_Problem requirements_
Each entry that follows must be output without any deviation.

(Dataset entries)

## Start

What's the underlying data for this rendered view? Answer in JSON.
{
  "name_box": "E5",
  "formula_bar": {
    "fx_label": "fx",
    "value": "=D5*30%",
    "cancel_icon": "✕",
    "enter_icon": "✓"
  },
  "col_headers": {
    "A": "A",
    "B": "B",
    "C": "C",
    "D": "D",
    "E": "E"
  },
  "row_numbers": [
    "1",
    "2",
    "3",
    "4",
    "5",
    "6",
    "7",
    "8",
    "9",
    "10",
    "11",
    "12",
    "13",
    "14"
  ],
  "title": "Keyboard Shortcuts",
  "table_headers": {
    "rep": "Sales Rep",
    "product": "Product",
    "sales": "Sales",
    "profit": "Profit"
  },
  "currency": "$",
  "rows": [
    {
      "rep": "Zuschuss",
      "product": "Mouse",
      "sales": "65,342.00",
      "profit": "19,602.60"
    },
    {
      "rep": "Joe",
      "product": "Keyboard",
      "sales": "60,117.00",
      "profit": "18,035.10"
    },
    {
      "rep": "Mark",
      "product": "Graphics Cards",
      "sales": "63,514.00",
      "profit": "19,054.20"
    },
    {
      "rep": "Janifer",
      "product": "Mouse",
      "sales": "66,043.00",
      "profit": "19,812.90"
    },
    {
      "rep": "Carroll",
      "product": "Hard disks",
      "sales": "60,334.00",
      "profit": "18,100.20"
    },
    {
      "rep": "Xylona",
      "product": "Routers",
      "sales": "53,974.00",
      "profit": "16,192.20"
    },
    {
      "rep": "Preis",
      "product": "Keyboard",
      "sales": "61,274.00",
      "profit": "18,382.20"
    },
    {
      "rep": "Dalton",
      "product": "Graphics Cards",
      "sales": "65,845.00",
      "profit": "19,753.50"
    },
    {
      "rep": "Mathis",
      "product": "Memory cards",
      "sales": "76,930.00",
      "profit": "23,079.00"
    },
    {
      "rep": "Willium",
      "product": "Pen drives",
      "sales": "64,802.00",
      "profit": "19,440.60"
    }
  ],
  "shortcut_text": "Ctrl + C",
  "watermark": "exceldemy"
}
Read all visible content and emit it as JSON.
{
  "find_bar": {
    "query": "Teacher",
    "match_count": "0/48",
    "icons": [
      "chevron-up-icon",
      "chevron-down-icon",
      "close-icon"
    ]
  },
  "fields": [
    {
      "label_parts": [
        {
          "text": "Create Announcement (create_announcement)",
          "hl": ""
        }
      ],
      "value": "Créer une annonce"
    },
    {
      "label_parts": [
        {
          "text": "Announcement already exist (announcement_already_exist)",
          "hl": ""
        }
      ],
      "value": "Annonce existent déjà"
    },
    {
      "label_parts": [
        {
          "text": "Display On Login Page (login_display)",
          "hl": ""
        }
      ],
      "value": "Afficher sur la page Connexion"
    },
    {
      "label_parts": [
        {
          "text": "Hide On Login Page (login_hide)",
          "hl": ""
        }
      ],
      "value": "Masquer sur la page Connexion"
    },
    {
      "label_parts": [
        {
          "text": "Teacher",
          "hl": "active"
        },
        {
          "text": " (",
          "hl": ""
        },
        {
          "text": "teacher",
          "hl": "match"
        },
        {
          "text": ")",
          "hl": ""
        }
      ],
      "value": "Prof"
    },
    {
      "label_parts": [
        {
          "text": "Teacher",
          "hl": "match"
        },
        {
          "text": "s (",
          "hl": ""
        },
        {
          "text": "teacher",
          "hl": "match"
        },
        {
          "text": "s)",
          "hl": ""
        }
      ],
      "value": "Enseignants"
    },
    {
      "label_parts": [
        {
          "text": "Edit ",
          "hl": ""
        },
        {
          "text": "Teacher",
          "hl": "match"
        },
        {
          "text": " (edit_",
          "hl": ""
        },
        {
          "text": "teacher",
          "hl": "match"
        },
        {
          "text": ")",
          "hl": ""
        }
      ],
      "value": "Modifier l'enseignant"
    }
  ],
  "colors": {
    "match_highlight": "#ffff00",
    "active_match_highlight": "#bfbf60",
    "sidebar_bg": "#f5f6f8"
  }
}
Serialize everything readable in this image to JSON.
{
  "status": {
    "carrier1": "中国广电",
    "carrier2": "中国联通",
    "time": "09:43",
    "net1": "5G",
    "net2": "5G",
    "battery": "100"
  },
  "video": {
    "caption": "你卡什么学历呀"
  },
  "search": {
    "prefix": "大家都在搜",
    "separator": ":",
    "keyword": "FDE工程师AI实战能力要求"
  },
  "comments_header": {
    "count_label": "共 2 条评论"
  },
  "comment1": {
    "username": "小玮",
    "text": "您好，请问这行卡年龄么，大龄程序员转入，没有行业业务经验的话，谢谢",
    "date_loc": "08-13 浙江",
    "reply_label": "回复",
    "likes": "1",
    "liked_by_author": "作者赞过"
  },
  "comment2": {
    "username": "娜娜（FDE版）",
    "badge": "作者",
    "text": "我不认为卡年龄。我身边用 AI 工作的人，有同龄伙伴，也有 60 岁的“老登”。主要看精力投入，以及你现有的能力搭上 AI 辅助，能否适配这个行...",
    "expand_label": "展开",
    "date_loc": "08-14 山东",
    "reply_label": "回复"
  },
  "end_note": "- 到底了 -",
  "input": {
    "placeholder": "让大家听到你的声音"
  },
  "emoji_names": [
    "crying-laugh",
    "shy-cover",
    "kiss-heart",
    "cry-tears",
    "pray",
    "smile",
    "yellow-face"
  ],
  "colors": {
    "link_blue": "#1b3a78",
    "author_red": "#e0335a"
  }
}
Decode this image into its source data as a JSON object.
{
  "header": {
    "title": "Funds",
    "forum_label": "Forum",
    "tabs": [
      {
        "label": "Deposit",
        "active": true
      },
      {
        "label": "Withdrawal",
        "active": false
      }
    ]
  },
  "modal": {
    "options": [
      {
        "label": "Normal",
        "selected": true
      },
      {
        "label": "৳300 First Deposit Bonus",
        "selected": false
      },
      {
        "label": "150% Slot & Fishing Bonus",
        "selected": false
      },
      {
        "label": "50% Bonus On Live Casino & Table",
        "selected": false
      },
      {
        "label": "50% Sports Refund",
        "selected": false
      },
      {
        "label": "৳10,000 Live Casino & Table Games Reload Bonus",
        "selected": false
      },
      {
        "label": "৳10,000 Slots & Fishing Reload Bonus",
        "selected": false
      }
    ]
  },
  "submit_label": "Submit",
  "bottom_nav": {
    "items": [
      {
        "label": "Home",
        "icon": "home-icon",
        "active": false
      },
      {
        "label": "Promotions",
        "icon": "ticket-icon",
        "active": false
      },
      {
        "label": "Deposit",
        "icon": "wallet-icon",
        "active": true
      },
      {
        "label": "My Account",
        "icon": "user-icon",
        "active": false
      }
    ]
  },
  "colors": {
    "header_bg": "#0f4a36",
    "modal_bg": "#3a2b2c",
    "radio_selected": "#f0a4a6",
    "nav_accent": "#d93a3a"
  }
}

## End

_Full answer_
What's the underlying data for this rendered view? Answer in JSON.
{
  "name_box": "E5",
  "formula_bar": {
    "fx_label": "fx",
    "value": "=D5*30%",
    "cancel_icon": "✕",
    "enter_icon": "✓"
  },
  "col_headers": {
    "A": "A",
    "B": "B",
    "C": "C",
    "D": "D",
    "E": "E"
  },
  "row_numbers": [
    "1",
    "2",
    "3",
    "4",
    "5",
    "6",
    "7",
    "8",
    "9",
    "10",
    "11",
    "12",
    "13",
    "14"
  ],
  "title": "Keyboard Shortcuts",
  "table_headers": {
    "rep": "Sales Rep",
    "product": "Product",
    "sales": "Sales",
    "profit": "Profit"
  },
  "currency": "$",
  "rows": [
    {
      "rep": "Zuschuss",
      "product": "Mouse",
      "sales": "65,342.00",
      "profit": "19,602.60"
    },
    {
      "rep": "Joe",
      "product": "Keyboard",
      "sales": "60,117.00",
      "profit": "18,035.10"
    },
    {
      "rep": "Mark",
      "product": "Graphics Cards",
      "sales": "63,514.00",
      "profit": "19,054.20"
    },
    {
      "rep": "Janifer",
      "product": "Mouse",
      "sales": "66,043.00",
      "profit": "19,812.90"
    },
    {
      "rep": "Carroll",
      "product": "Hard disks",
      "sales": "60,334.00",
      "profit": "18,100.20"
    },
    {
      "rep": "Xylona",
      "product": "Routers",
      "sales": "53,974.00",
      "profit": "16,192.20"
    },
    {
      "rep": "Preis",
      "product": "Keyboard",
      "sales": "61,274.00",
      "profit": "18,382.20"
    },
    {
      "rep": "Dalton",
      "product": "Graphics Cards",
      "sales": "65,845.00",
      "profit": "19,753.50"
    },
    {
      "rep": "Mathis",
      "product": "Memory cards",
      "sales": "76,930.00",
      "profit": "23,079.00"
    },
    {
      "rep": "Willium",
      "product": "Pen drives",
      "sales": "64,802.00",
      "profit": "19,440.60"
    }
  ],
  "shortcut_text": "Ctrl + C",
  "watermark": "exceldemy"
}
Read all visible content and emit it as JSON.
{
  "find_bar": {
    "query": "Teacher",
    "match_count": "0/48",
    "icons": [
      "chevron-up-icon",
      "chevron-down-icon",
      "close-icon"
    ]
  },
  "fields": [
    {
      "label_parts": [
        {
          "text": "Create Announcement (create_announcement)",
          "hl": ""
        }
      ],
      "value": "Créer une annonce"
    },
    {
      "label_parts": [
        {
          "text": "Announcement already exist (announcement_already_exist)",
          "hl": ""
        }
      ],
      "value": "Annonce existent déjà"
    },
    {
      "label_parts": [
        {
          "text": "Display On Login Page (login_display)",
          "hl": ""
        }
      ],
      "value": "Afficher sur la page Connexion"
    },
    {
      "label_parts": [
        {
          "text": "Hide On Login Page (login_hide)",
          "hl": ""
        }
      ],
      "value": "Masquer sur la page Connexion"
    },
    {
      "label_parts": [
        {
          "text": "Teacher",
          "hl": "active"
        },
        {
          "text": " (",
          "hl": ""
        },
        {
          "text": "teacher",
          "hl": "match"
        },
        {
          "text": ")",
          "hl": ""
        }
      ],
      "value": "Prof"
    },
    {
      "label_parts": [
        {
          "text": "Teacher",
          "hl": "match"
        },
        {
          "text": "s (",
          "hl": ""
        },
        {
          "text": "teacher",
          "hl": "match"
        },
        {
          "text": "s)",
          "hl": ""
        }
      ],
      "value": "Enseignants"
    },
    {
      "label_parts": [
        {
          "text": "Edit ",
          "hl": ""
        },
        {
          "text": "Teacher",
          "hl": "match"
        },
        {
          "text": " (edit_",
          "hl": ""
        },
        {
          "text": "teacher",
          "hl": "match"
        },
        {
          "text": ")",
          "hl": ""
        }
      ],
      "value": "Modifier l'enseignant"
    }
  ],
  "colors": {
    "match_highlight": "#ffff00",
    "active_match_highlight": "#bfbf60",
    "sidebar_bg": "#f5f6f8"
  }
}
Serialize everything readable in this image to JSON.
{
  "status": {
    "carrier1": "中国广电",
    "carrier2": "中国联通",
    "time": "09:43",
    "net1": "5G",
    "net2": "5G",
    "battery": "100"
  },
  "video": {
    "caption": "你卡什么学历呀"
  },
  "search": {
    "prefix": "大家都在搜",
    "separator": ":",
    "keyword": "FDE工程师AI实战能力要求"
  },
  "comments_header": {
    "count_label": "共 2 条评论"
  },
  "comment1": {
    "username": "小玮",
    "text": "您好，请问这行卡年龄么，大龄程序员转入，没有行业业务经验的话，谢谢",
    "date_loc": "08-13 浙江",
    "reply_label": "回复",
    "likes": "1",
    "liked_by_author": "作者赞过"
  },
  "comment2": {
    "username": "娜娜（FDE版）",
    "badge": "作者",
    "text": "我不认为卡年龄。我身边用 AI 工作的人，有同龄伙伴，也有 60 岁的“老登”。主要看精力投入，以及你现有的能力搭上 AI 辅助，能否适配这个行...",
    "expand_label": "展开",
    "date_loc": "08-14 山东",
    "reply_label": "回复"
  },
  "end_note": "- 到底了 -",
  "input": {
    "placeholder": "让大家听到你的声音"
  },
  "emoji_names": [
    "crying-laugh",
    "shy-cover",
    "kiss-heart",
    "cry-tears",
    "pray",
    "smile",
    "yellow-face"
  ],
  "colors": {
    "link_blue": "#1b3a78",
    "author_red": "#e0335a"
  }
}
Decode this image into its source data as a JSON object.
{
  "header": {
    "title": "Funds",
    "forum_label": "Forum",
    "tabs": [
      {
        "label": "Deposit",
        "active": true
      },
      {
        "label": "Withdrawal",
        "active": false
      }
    ]
  },
  "modal": {
    "options": [
      {
        "label": "Normal",
        "selected": true
      },
      {
        "label": "৳300 First Deposit Bonus",
        "selected": false
      },
      {
        "label": "150% Slot & Fishing Bonus",
        "selected": false
      },
      {
        "label": "50% Bonus On Live Casino & Table",
        "selected": false
      },
      {
        "label": "50% Sports Refund",
        "selected": false
      },
      {
        "label": "৳10,000 Live Casino & Table Games Reload Bonus",
        "selected": false
      },
      {
        "label": "৳10,000 Slots & Fishing Reload Bonus",
        "selected": false
      }
    ]
  },
  "submit_label": "Submit",
  "bottom_nav": {
    "items": [
      {
        "label": "Home",
        "icon": "home-icon",
        "active": false
      },
      {
        "label": "Promotions",
        "icon": "ticket-icon",
        "active": false
      },
      {
        "label": "Deposit",
        "icon": "wallet-icon",
        "active": true
      },
      {
        "label": "My Account",
        "icon": "user-icon",
        "active": false
      }
    ]
  },
  "colors": {
    "header_bg": "#0f4a36",
    "modal_bg": "#3a2b2c",
    "radio_selected": "#f0a4a6",
    "nav_accent": "#d93a3a"
  }
}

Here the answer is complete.